* [STATED TASK]: Reproduce the records below exactly as given.

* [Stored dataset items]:
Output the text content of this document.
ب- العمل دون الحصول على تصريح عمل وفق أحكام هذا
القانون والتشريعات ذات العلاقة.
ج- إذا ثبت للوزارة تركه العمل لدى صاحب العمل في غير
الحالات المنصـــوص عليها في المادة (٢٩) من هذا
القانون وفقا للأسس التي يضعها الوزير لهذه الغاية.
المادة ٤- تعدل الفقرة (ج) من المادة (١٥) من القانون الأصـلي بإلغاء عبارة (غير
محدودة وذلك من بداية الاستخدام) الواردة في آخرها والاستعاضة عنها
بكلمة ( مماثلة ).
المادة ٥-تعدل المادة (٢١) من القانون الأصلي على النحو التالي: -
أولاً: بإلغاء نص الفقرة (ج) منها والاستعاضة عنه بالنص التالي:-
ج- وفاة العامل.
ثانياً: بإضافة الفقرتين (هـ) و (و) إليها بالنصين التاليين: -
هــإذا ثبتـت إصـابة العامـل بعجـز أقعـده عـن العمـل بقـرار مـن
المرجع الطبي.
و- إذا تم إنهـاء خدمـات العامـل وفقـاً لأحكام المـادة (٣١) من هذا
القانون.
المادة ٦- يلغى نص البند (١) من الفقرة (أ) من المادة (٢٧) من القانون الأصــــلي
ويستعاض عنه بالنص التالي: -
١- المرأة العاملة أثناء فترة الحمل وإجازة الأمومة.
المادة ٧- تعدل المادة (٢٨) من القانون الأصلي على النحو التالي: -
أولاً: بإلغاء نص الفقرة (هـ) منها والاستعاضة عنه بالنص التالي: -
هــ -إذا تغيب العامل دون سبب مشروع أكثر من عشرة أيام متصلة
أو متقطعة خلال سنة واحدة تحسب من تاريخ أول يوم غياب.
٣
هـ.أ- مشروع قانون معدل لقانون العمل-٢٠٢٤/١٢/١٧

* [OUTPUT FOR THIS EXERCISE]:
Output the text content of this document.
ب- العمل دون الحصول على تصريح عمل وفق أحكام هذا
القانون والتشريعات ذات العلاقة.
ج- إذا ثبت للوزارة تركه العمل لدى صاحب العمل في غير
الحالات المنصـــوص عليها في المادة (٢٩) من هذا
القانون وفقا للأسس التي يضعها الوزير لهذه الغاية.
المادة ٤- تعدل الفقرة (ج) من المادة (١٥) من القانون الأصـلي بإلغاء عبارة (غير
محدودة وذلك من بداية الاستخدام) الواردة في آخرها والاستعاضة عنها
بكلمة ( مماثلة ).
المادة ٥-تعدل المادة (٢١) من القانون الأصلي على النحو التالي: -
أولاً: بإلغاء نص الفقرة (ج) منها والاستعاضة عنه بالنص التالي:-
ج- وفاة العامل.
ثانياً: بإضافة الفقرتين (هـ) و (و) إليها بالنصين التاليين: -
هــإذا ثبتـت إصـابة العامـل بعجـز أقعـده عـن العمـل بقـرار مـن
المرجع الطبي.
و- إذا تم إنهـاء خدمـات العامـل وفقـاً لأحكام المـادة (٣١) من هذا
القانون.
المادة ٦- يلغى نص البند (١) من الفقرة (أ) من المادة (٢٧) من القانون الأصــــلي
ويستعاض عنه بالنص التالي: -
١- المرأة العاملة أثناء فترة الحمل وإجازة الأمومة.
المادة ٧- تعدل المادة (٢٨) من القانون الأصلي على النحو التالي: -
أولاً: بإلغاء نص الفقرة (هـ) منها والاستعاضة عنه بالنص التالي: -
هــ -إذا تغيب العامل دون سبب مشروع أكثر من عشرة أيام متصلة
أو متقطعة خلال سنة واحدة تحسب من تاريخ أول يوم غياب.
٣
هـ.أ- مشروع قانون معدل لقانون العمل-٢٠٢٤/١٢/١٧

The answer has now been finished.